begin DATA SUPPLIED

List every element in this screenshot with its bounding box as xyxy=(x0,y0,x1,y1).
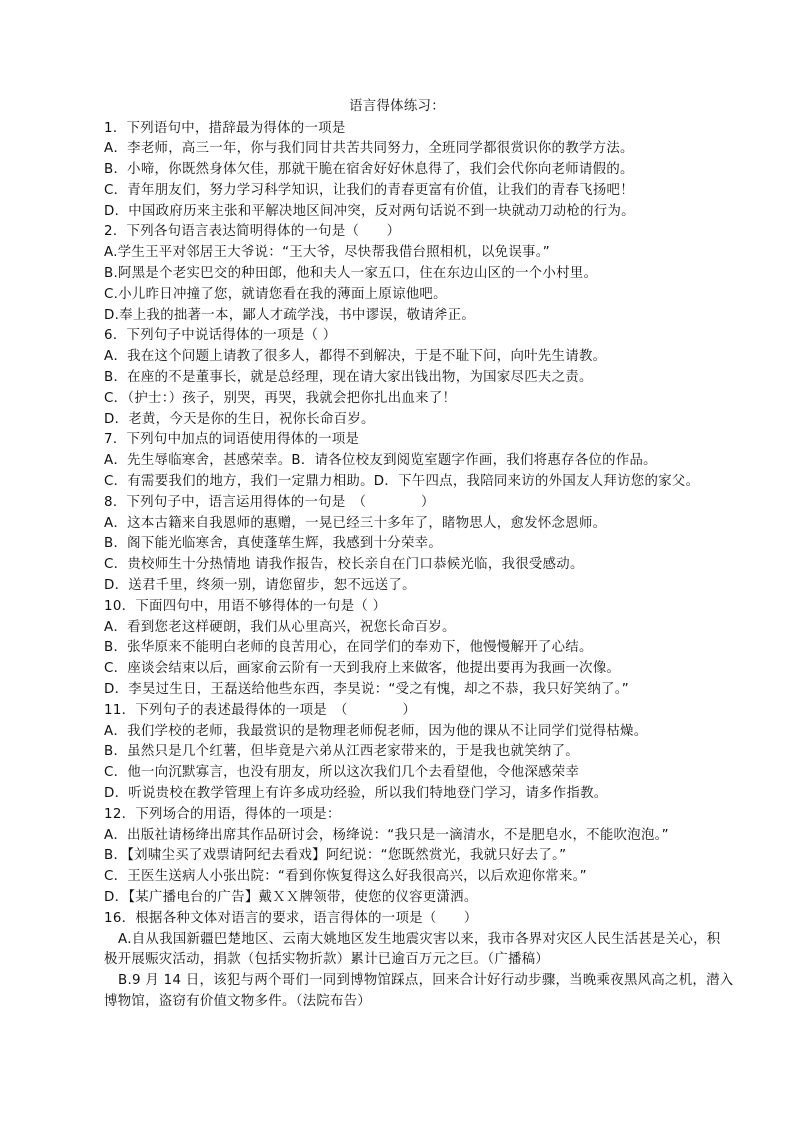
question-stem: 7．下列句中加点的词语使用得体的一项是 xyxy=(104,432,360,448)
question-stem: 10．下面四句中，用语不够得体的一句是（ ） xyxy=(104,598,387,614)
question-stem: 2．下列各句语言表达简明得体的一句是（ ） xyxy=(104,224,401,240)
question-stem: 8．下列句子中，语言运用得体的一句是 （ ） xyxy=(104,494,435,510)
answer-option: C.小儿昨日冲撞了您，就请您看在我的薄面上原谅他吧。 xyxy=(104,286,447,302)
answer-option: D．听说贵校在教学管理上有许多成功经验，所以我们特地登门学习，请多作指教。 xyxy=(104,786,608,801)
answer-option: D．【某广播电台的广告】戴ＸＸ牌领带，使您的仪容更潇洒。 xyxy=(104,889,478,905)
answer-option: B．在座的不是董事长，就是总经理，现在请大家出钱出物，为国家尽匹夫之责。 xyxy=(104,370,593,386)
answer-option: B．虽然只是几个红薯，但毕竟是六弟从江西老家带来的，于是我也就笑纳了。 xyxy=(104,744,579,760)
answer-option: C．有需要我们的地方，我们一定鼎力相助。D．下午四点，我陪同来访的外国友人拜访您的家父。 xyxy=(104,474,700,490)
question-stem: 11．下列句子的表述最得体的一项是 （ ） xyxy=(104,702,417,718)
answer-option: D．中国政府历来主张和平解决地区间冲突，反对两句话说不到一块就动刀动枪的行为。 xyxy=(104,203,635,219)
paragraph-line: B.9 月 14 日，该犯与两个哥们一同到博物馆踩点，回来合计好行动步骤，当晚乘夜黑风高之机，潜入 xyxy=(118,973,734,989)
answer-option: B．小啼，你既然身体欠佳，那就干脆在宿舍好好休息得了，我们会代你向老师请假的。 xyxy=(104,162,634,178)
document-title: 语言得体练习： xyxy=(349,99,445,114)
answer-option: C．（护士：）孩子，别哭，再哭，我就会把你扎出血来了！ xyxy=(104,390,457,406)
answer-option: D．李昊过生日，王磊送给他些东西，李昊说：“受之有愧，却之不恭，我只好笑纳了。” xyxy=(104,682,629,698)
answer-option: A．出版社请杨绛出席其作品研讨会，杨绛说：“我只是一滴清水，不是肥皂水，不能吹泡泡。” xyxy=(104,827,669,843)
answer-option: C．他一向沉默寡言，也没有朋友，所以这次我们几个去看望他，令他深感荣幸 xyxy=(104,765,580,781)
answer-option: A．李老师，高三一年，你与我们同甘共苦共同努力，全班同学都很赏识你的教学方法。 xyxy=(104,141,634,157)
answer-option: C．青年朋友们，努力学习科学知识，让我们的青春更富有价值，让我们的青春飞扬吧！ xyxy=(104,182,634,198)
answer-option: B．阁下能光临寒舍，真使蓬荜生辉，我感到十分荣幸。 xyxy=(104,536,443,552)
answer-option: D．送君千里，终须一别，请您留步，恕不远送了。 xyxy=(104,578,416,594)
answer-option: A．先生辱临寒舍，甚感荣幸。B．请各位校友到阅览室题字作画，我们将惠存各位的作品。 xyxy=(104,453,657,469)
answer-option: C．贵校师生十分热情地 请我作报告，校长亲自在门口恭候光临，我很受感动。 xyxy=(104,557,584,573)
question-stem: 6．下列句子中说话得体的一项是（ ） xyxy=(104,328,337,344)
answer-option: A．这本古籍来自我恩师的惠赠，一晃已经三十多年了，睹物思人，愈发怀念恩师。 xyxy=(104,515,607,531)
question-stem: 16．根据各种文体对语言的要求，语言得体的一项是（ ） xyxy=(104,910,478,926)
answer-option: A．我在这个问题上请教了很多人，都得不到解决，于是不耻下问，向叶先生请教。 xyxy=(104,349,607,365)
answer-option: A．我们学校的老师，我最赏识的是物理老师倪老师，因为他的课从不让同学们觉得枯燥。 xyxy=(104,723,648,739)
answer-option: B．张华原来不能明白老师的良苦用心，在同学们的奉劝下，他慢慢解开了心结。 xyxy=(104,640,593,656)
question-stem: 12．下列场合的用语，得体的一项是： xyxy=(104,806,341,822)
answer-option: C．座谈会结束以后，画家俞云阶有一天到我府上来做客，他提出要再为我画一次像。 xyxy=(104,661,621,677)
document-body xyxy=(0,119,794,1013)
answer-option: A.学生王平对邻居王大爷说：“王大爷，尽快帮我借台照相机，以免误事。” xyxy=(104,245,550,261)
answer-option: A．看到您老这样硬朗，我们从心里高兴，祝您长命百岁。 xyxy=(104,619,456,635)
answer-option: B．【刘啸尘买了戏票请阿纪去看戏】阿纪说：“您既然赏光，我就只好去了。” xyxy=(104,848,567,864)
answer-option: D.奉上我的拙著一本，鄙人才疏学浅，书中谬误，敬请斧正。 xyxy=(104,307,476,323)
answer-option: C．王医生送病人小张出院：“看到你恢复得这么好我很高兴，以后欢迎你常来。” xyxy=(104,869,587,885)
paragraph-continuation: 博物馆，盗窃有价值文物多件。（法院布告） xyxy=(104,993,372,1009)
answer-option: B.阿黑是个老实巴交的种田郎，他和夫人一家五口，住在东边山区的一个小村里。 xyxy=(104,266,598,282)
answer-option: D．老黄，今天是你的生日，祝你长命百岁。 xyxy=(104,411,375,427)
paragraph-continuation: 极开展赈灾活动，捐款（包括实物折款）累计已逾百万元之巨。（广播稿） xyxy=(104,952,550,968)
paragraph-line: A.自从我国新疆巴楚地区、云南大姚地区发生地震灾害以来，我市各界对灾区人民生活甚是关心，积 xyxy=(118,931,721,947)
question-stem: 1．下列语句中，措辞最为得体的一项是 xyxy=(104,120,346,136)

end DATA SUPPLIED

▶ SHORT EXERCISE
Retype all rows above verbatim, line for line, leaving out the picture.

▶ RESPONSE
List every element in this screenshot with its bounding box as xyxy=(x0,y0,x1,y1).
question-stem: 7．下列句中加点的词语使用得体的一项是 xyxy=(104,432,360,448)
question-stem: 10．下面四句中，用语不够得体的一句是（ ） xyxy=(104,598,387,614)
question-stem: 2．下列各句语言表达简明得体的一句是（ ） xyxy=(104,224,401,240)
question-stem: 8．下列句子中，语言运用得体的一句是 （ ） xyxy=(104,494,435,510)
answer-option: C.小儿昨日冲撞了您，就请您看在我的薄面上原谅他吧。 xyxy=(104,286,447,302)
answer-option: D．听说贵校在教学管理上有许多成功经验，所以我们特地登门学习，请多作指教。 xyxy=(104,786,608,801)
answer-option: D．【某广播电台的广告】戴ＸＸ牌领带，使您的仪容更潇洒。 xyxy=(104,889,478,905)
answer-option: B．在座的不是董事长，就是总经理，现在请大家出钱出物，为国家尽匹夫之责。 xyxy=(104,370,593,386)
answer-option: B．虽然只是几个红薯，但毕竟是六弟从江西老家带来的，于是我也就笑纳了。 xyxy=(104,744,579,760)
answer-option: C．有需要我们的地方，我们一定鼎力相助。D．下午四点，我陪同来访的外国友人拜访您的家父。 xyxy=(104,474,700,490)
question-stem: 11．下列句子的表述最得体的一项是 （ ） xyxy=(104,702,417,718)
answer-option: D．中国政府历来主张和平解决地区间冲突，反对两句话说不到一块就动刀动枪的行为。 xyxy=(104,203,635,219)
paragraph-line: B.9 月 14 日，该犯与两个哥们一同到博物馆踩点，回来合计好行动步骤，当晚乘夜黑风高之机，潜入 xyxy=(118,973,734,989)
answer-option: B．小啼，你既然身体欠佳，那就干脆在宿舍好好休息得了，我们会代你向老师请假的。 xyxy=(104,162,634,178)
document-title: 语言得体练习： xyxy=(349,99,445,114)
answer-option: C．（护士：）孩子，别哭，再哭，我就会把你扎出血来了！ xyxy=(104,390,457,406)
answer-option: D．李昊过生日，王磊送给他些东西，李昊说：“受之有愧，却之不恭，我只好笑纳了。” xyxy=(104,682,629,698)
answer-option: A．出版社请杨绛出席其作品研讨会，杨绛说：“我只是一滴清水，不是肥皂水，不能吹泡泡。” xyxy=(104,827,669,843)
answer-option: C．他一向沉默寡言，也没有朋友，所以这次我们几个去看望他，令他深感荣幸 xyxy=(104,765,580,781)
answer-option: A．李老师，高三一年，你与我们同甘共苦共同努力，全班同学都很赏识你的教学方法。 xyxy=(104,141,634,157)
answer-option: C．青年朋友们，努力学习科学知识，让我们的青春更富有价值，让我们的青春飞扬吧！ xyxy=(104,182,634,198)
answer-option: B．阁下能光临寒舍，真使蓬荜生辉，我感到十分荣幸。 xyxy=(104,536,443,552)
answer-option: D．送君千里，终须一别，请您留步，恕不远送了。 xyxy=(104,578,416,594)
answer-option: A．先生辱临寒舍，甚感荣幸。B．请各位校友到阅览室题字作画，我们将惠存各位的作品。 xyxy=(104,453,657,469)
answer-option: C．贵校师生十分热情地 请我作报告，校长亲自在门口恭候光临，我很受感动。 xyxy=(104,557,584,573)
question-stem: 6．下列句子中说话得体的一项是（ ） xyxy=(104,328,337,344)
answer-option: A．这本古籍来自我恩师的惠赠，一晃已经三十多年了，睹物思人，愈发怀念恩师。 xyxy=(104,515,607,531)
question-stem: 16．根据各种文体对语言的要求，语言得体的一项是（ ） xyxy=(104,910,478,926)
answer-option: A．我在这个问题上请教了很多人，都得不到解决，于是不耻下问，向叶先生请教。 xyxy=(104,349,607,365)
answer-option: A．我们学校的老师，我最赏识的是物理老师倪老师，因为他的课从不让同学们觉得枯燥。 xyxy=(104,723,648,739)
answer-option: B．张华原来不能明白老师的良苦用心，在同学们的奉劝下，他慢慢解开了心结。 xyxy=(104,640,593,656)
question-stem: 12．下列场合的用语，得体的一项是： xyxy=(104,806,341,822)
answer-option: C．座谈会结束以后，画家俞云阶有一天到我府上来做客，他提出要再为我画一次像。 xyxy=(104,661,621,677)
document-body xyxy=(0,119,794,1013)
answer-option: A.学生王平对邻居王大爷说：“王大爷，尽快帮我借台照相机，以免误事。” xyxy=(104,245,550,261)
answer-option: A．看到您老这样硬朗，我们从心里高兴，祝您长命百岁。 xyxy=(104,619,456,635)
answer-option: B．【刘啸尘买了戏票请阿纪去看戏】阿纪说：“您既然赏光，我就只好去了。” xyxy=(104,848,567,864)
answer-option: D.奉上我的拙著一本，鄙人才疏学浅，书中谬误，敬请斧正。 xyxy=(104,307,476,323)
answer-option: C．王医生送病人小张出院：“看到你恢复得这么好我很高兴，以后欢迎你常来。” xyxy=(104,869,587,885)
paragraph-continuation: 博物馆，盗窃有价值文物多件。（法院布告） xyxy=(104,993,372,1009)
answer-option: B.阿黑是个老实巴交的种田郎，他和夫人一家五口，住在东边山区的一个小村里。 xyxy=(104,266,598,282)
answer-option: D．老黄，今天是你的生日，祝你长命百岁。 xyxy=(104,411,375,427)
paragraph-continuation: 极开展赈灾活动，捐款（包括实物折款）累计已逾百万元之巨。（广播稿） xyxy=(104,952,550,968)
paragraph-line: A.自从我国新疆巴楚地区、云南大姚地区发生地震灾害以来，我市各界对灾区人民生活甚是关心，积 xyxy=(118,931,721,947)
question-stem: 1．下列语句中，措辞最为得体的一项是 xyxy=(104,120,346,136)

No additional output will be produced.